▶ **STORED RECORDS**
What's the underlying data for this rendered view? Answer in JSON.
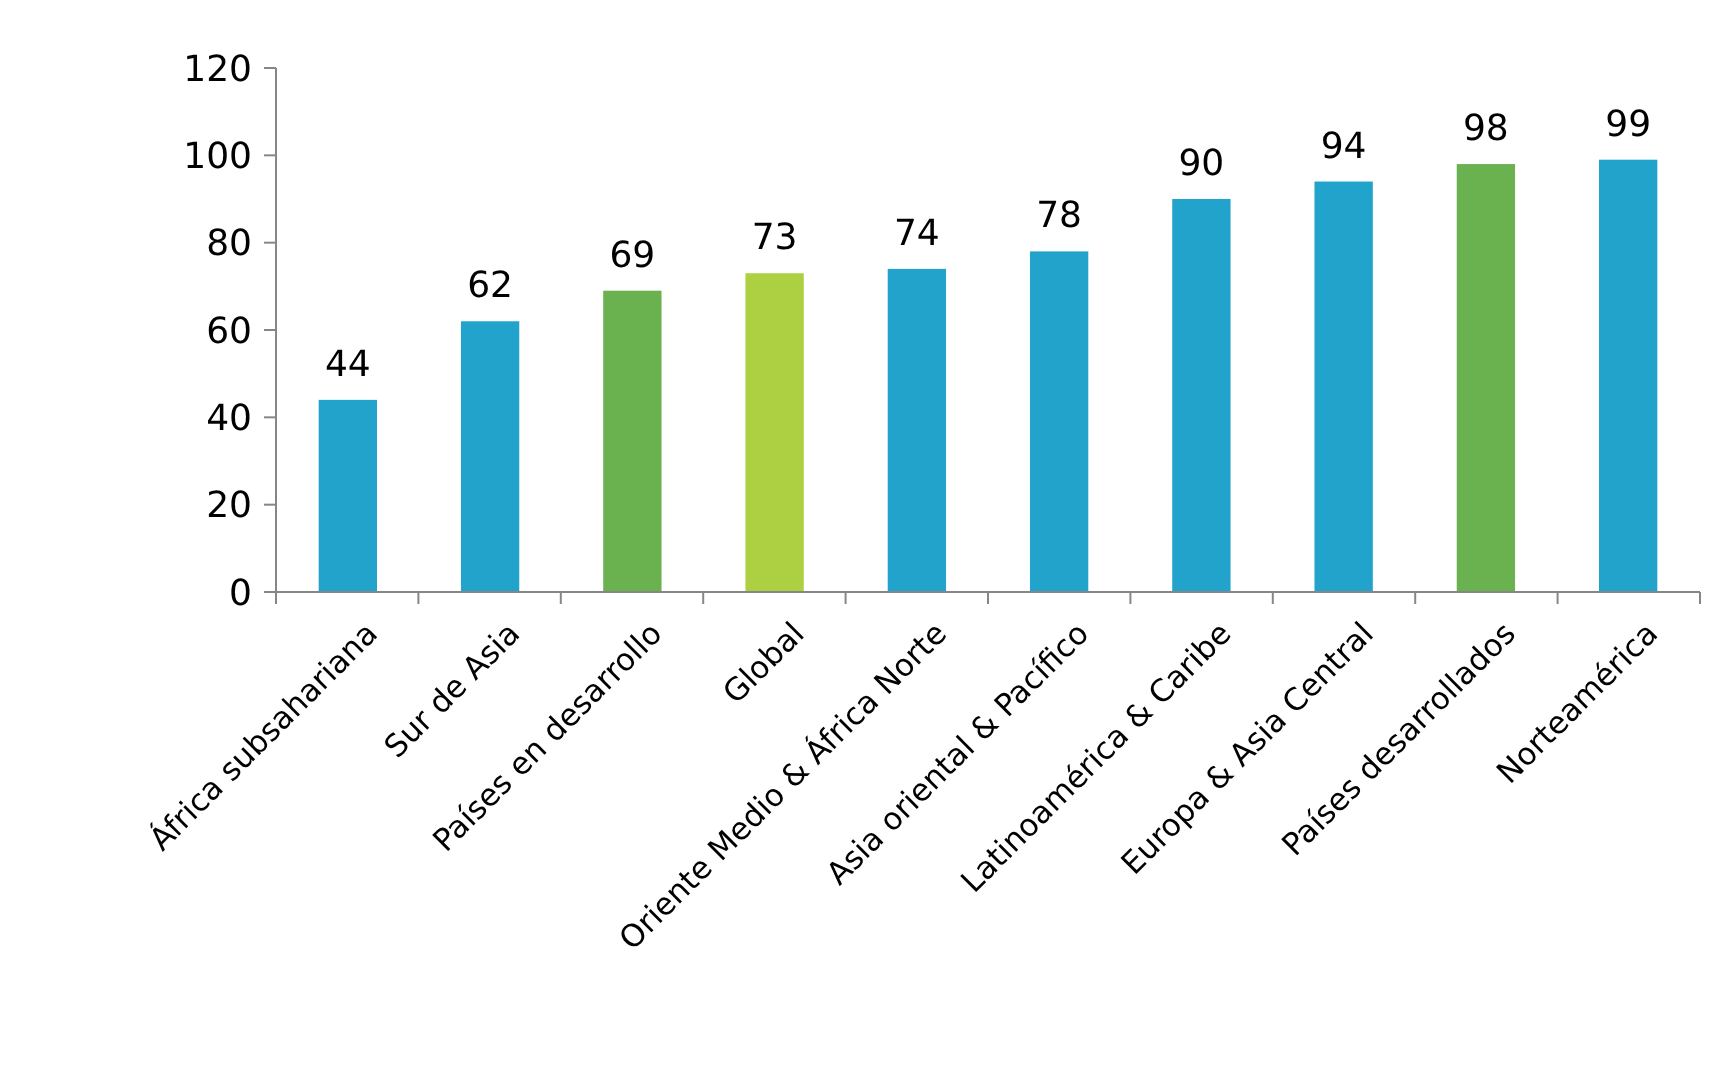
{
  "chart_data": {
    "type": "bar",
    "categories": [
      "África subsahariana",
      "Sur de Asia",
      "Países en desarrollo",
      "Global",
      "Oriente Medio & África Norte",
      "Asia oriental & Pacífico",
      "Latinoamérica & Caribe",
      "Europa & Asia Central",
      "Países desarrollados",
      "Norteamérica"
    ],
    "values": [
      44,
      62,
      69,
      73,
      74,
      78,
      90,
      94,
      98,
      99
    ],
    "colors": [
      "#21a3cc",
      "#21a3cc",
      "#6ab24f",
      "#add042",
      "#21a3cc",
      "#21a3cc",
      "#21a3cc",
      "#21a3cc",
      "#6ab24f",
      "#21a3cc"
    ],
    "ylim": [
      0,
      120
    ],
    "yticks": [
      0,
      20,
      40,
      60,
      80,
      100,
      120
    ],
    "grid": false,
    "data_labels": true
  }
}
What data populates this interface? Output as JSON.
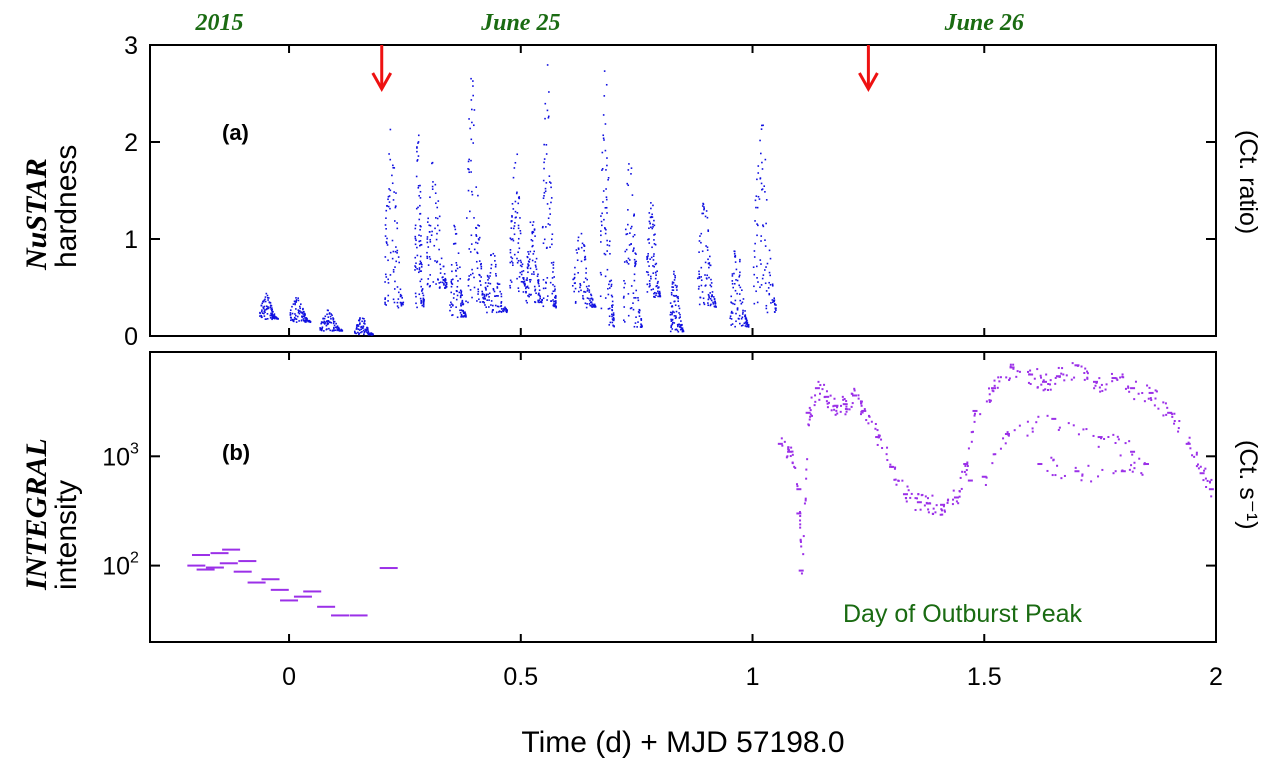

▶ **EXERCISE TASK**
Print the complete listing exactly as it stands, without its pictures.

▶ **THE REPLY**
What's the underlying data for this rendered view? Answer in JSON.
{
  "chart_data": {
    "type": "bar",
    "categories": [
      "África subsahariana",
      "Sur de Asia",
      "Países en desarrollo",
      "Global",
      "Oriente Medio & África Norte",
      "Asia oriental & Pacífico",
      "Latinoamérica & Caribe",
      "Europa & Asia Central",
      "Países desarrollados",
      "Norteamérica"
    ],
    "values": [
      44,
      62,
      69,
      73,
      74,
      78,
      90,
      94,
      98,
      99
    ],
    "colors": [
      "#21a3cc",
      "#21a3cc",
      "#6ab24f",
      "#add042",
      "#21a3cc",
      "#21a3cc",
      "#21a3cc",
      "#21a3cc",
      "#6ab24f",
      "#21a3cc"
    ],
    "ylim": [
      0,
      120
    ],
    "yticks": [
      0,
      20,
      40,
      60,
      80,
      100,
      120
    ],
    "grid": false,
    "data_labels": true
  }
}
What data populates this interface? Output as JSON.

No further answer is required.